Short problem: Spot each line that carries the word "without"; copy those lines.

Records for this exercise:
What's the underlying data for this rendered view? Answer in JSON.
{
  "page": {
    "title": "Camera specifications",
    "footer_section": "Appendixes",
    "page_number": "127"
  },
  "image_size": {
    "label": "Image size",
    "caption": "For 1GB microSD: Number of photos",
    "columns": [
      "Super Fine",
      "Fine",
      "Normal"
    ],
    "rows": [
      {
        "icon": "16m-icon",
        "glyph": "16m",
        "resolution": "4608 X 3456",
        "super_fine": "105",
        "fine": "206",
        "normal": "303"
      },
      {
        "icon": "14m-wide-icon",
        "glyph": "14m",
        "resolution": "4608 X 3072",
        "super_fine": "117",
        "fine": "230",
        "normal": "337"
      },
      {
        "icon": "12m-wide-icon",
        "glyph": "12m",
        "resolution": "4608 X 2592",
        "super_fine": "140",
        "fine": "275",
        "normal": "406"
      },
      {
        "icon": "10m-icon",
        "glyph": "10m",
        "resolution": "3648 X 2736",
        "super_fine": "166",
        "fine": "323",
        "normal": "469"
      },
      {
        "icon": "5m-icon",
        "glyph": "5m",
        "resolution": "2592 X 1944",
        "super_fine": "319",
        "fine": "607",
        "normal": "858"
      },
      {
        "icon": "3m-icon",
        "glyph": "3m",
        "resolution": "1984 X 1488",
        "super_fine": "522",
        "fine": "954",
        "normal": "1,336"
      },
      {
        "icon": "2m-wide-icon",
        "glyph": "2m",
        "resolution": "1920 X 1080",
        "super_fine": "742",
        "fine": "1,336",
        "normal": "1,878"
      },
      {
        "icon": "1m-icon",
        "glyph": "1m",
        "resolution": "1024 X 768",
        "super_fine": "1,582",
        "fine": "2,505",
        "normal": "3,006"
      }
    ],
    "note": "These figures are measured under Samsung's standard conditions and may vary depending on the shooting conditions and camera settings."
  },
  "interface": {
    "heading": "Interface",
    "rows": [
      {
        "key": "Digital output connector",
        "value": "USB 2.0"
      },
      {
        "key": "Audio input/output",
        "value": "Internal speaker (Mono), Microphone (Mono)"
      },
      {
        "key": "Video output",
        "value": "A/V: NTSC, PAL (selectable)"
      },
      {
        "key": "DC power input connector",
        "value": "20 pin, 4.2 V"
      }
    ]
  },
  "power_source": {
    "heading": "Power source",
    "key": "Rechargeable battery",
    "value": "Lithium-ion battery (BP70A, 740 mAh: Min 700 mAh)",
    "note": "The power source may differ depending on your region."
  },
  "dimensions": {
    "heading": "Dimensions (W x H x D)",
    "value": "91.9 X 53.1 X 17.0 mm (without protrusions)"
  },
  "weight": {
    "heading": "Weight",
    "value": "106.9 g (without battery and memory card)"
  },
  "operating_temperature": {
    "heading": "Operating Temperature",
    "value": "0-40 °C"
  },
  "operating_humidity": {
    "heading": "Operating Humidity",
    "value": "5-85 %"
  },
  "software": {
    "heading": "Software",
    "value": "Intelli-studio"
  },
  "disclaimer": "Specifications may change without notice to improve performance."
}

Response to this exercise:
    "value": "91.9 X 53.1 X 17.0 mm (without protrusions)"
    "value": "106.9 g (without battery and memory card)"
  "disclaimer": "Specifications may change without notice to improve performance."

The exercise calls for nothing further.